:: Extracted material ::
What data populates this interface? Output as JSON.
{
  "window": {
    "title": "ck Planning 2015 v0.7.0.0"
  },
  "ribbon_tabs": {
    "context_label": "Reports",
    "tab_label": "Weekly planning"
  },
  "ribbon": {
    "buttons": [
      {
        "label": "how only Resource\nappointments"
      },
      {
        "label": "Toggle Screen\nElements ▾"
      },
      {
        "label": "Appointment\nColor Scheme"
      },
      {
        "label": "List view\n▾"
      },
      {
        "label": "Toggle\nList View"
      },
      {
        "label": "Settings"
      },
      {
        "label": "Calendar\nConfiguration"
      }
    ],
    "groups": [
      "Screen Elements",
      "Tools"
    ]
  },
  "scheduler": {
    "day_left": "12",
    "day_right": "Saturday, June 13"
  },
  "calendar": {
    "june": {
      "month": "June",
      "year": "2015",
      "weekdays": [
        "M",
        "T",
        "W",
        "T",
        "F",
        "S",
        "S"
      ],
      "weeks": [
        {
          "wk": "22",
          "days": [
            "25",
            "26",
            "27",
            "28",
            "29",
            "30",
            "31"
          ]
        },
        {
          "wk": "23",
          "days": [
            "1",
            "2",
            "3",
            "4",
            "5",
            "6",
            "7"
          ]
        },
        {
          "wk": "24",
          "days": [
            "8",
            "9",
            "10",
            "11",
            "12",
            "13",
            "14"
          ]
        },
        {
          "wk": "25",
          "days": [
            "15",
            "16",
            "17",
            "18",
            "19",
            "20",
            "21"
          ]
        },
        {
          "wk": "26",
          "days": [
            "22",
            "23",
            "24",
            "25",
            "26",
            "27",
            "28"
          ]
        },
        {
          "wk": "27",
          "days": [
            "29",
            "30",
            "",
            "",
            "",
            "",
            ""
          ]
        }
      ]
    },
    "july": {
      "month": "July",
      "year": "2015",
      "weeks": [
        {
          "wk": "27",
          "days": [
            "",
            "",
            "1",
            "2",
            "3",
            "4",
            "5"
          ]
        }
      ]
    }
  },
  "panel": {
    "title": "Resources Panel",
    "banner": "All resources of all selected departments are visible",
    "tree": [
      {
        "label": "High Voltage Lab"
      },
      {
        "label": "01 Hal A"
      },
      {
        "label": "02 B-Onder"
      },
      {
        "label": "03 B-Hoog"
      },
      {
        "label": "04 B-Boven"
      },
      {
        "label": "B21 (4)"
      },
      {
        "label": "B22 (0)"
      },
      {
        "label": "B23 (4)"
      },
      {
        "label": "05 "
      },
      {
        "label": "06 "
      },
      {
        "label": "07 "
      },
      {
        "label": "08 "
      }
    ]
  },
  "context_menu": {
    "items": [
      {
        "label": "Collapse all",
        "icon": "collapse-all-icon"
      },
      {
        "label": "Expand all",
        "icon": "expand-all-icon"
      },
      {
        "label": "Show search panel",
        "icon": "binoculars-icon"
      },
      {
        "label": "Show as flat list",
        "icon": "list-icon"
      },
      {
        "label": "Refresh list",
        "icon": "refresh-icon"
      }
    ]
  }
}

:: Objective ::
Set down the listing above in full, please, exactly as it appears.

:: Exercise response ::
What data populates this interface? Output as JSON.
{
  "window": {
    "title": "ck Planning 2015 v0.7.0.0"
  },
  "ribbon_tabs": {
    "context_label": "Reports",
    "tab_label": "Weekly planning"
  },
  "ribbon": {
    "buttons": [
      {
        "label": "how only Resource\nappointments"
      },
      {
        "label": "Toggle Screen\nElements ▾"
      },
      {
        "label": "Appointment\nColor Scheme"
      },
      {
        "label": "List view\n▾"
      },
      {
        "label": "Toggle\nList View"
      },
      {
        "label": "Settings"
      },
      {
        "label": "Calendar\nConfiguration"
      }
    ],
    "groups": [
      "Screen Elements",
      "Tools"
    ]
  },
  "scheduler": {
    "day_left": "12",
    "day_right": "Saturday, June 13"
  },
  "calendar": {
    "june": {
      "month": "June",
      "year": "2015",
      "weekdays": [
        "M",
        "T",
        "W",
        "T",
        "F",
        "S",
        "S"
      ],
      "weeks": [
        {
          "wk": "22",
          "days": [
            "25",
            "26",
            "27",
            "28",
            "29",
            "30",
            "31"
          ]
        },
        {
          "wk": "23",
          "days": [
            "1",
            "2",
            "3",
            "4",
            "5",
            "6",
            "7"
          ]
        },
        {
          "wk": "24",
          "days": [
            "8",
            "9",
            "10",
            "11",
            "12",
            "13",
            "14"
          ]
        },
        {
          "wk": "25",
          "days": [
            "15",
            "16",
            "17",
            "18",
            "19",
            "20",
            "21"
          ]
        },
        {
          "wk": "26",
          "days": [
            "22",
            "23",
            "24",
            "25",
            "26",
            "27",
            "28"
          ]
        },
        {
          "wk": "27",
          "days": [
            "29",
            "30",
            "",
            "",
            "",
            "",
            ""
          ]
        }
      ]
    },
    "july": {
      "month": "July",
      "year": "2015",
      "weeks": [
        {
          "wk": "27",
          "days": [
            "",
            "",
            "1",
            "2",
            "3",
            "4",
            "5"
          ]
        }
      ]
    }
  },
  "panel": {
    "title": "Resources Panel",
    "banner": "All resources of all selected departments are visible",
    "tree": [
      {
        "label": "High Voltage Lab"
      },
      {
        "label": "01 Hal A"
      },
      {
        "label": "02 B-Onder"
      },
      {
        "label": "03 B-Hoog"
      },
      {
        "label": "04 B-Boven"
      },
      {
        "label": "B21 (4)"
      },
      {
        "label": "B22 (0)"
      },
      {
        "label": "B23 (4)"
      },
      {
        "label": "05 "
      },
      {
        "label": "06 "
      },
      {
        "label": "07 "
      },
      {
        "label": "08 "
      }
    ]
  },
  "context_menu": {
    "items": [
      {
        "label": "Collapse all",
        "icon": "collapse-all-icon"
      },
      {
        "label": "Expand all",
        "icon": "expand-all-icon"
      },
      {
        "label": "Show search panel",
        "icon": "binoculars-icon"
      },
      {
        "label": "Show as flat list",
        "icon": "list-icon"
      },
      {
        "label": "Refresh list",
        "icon": "refresh-icon"
      }
    ]
  }
}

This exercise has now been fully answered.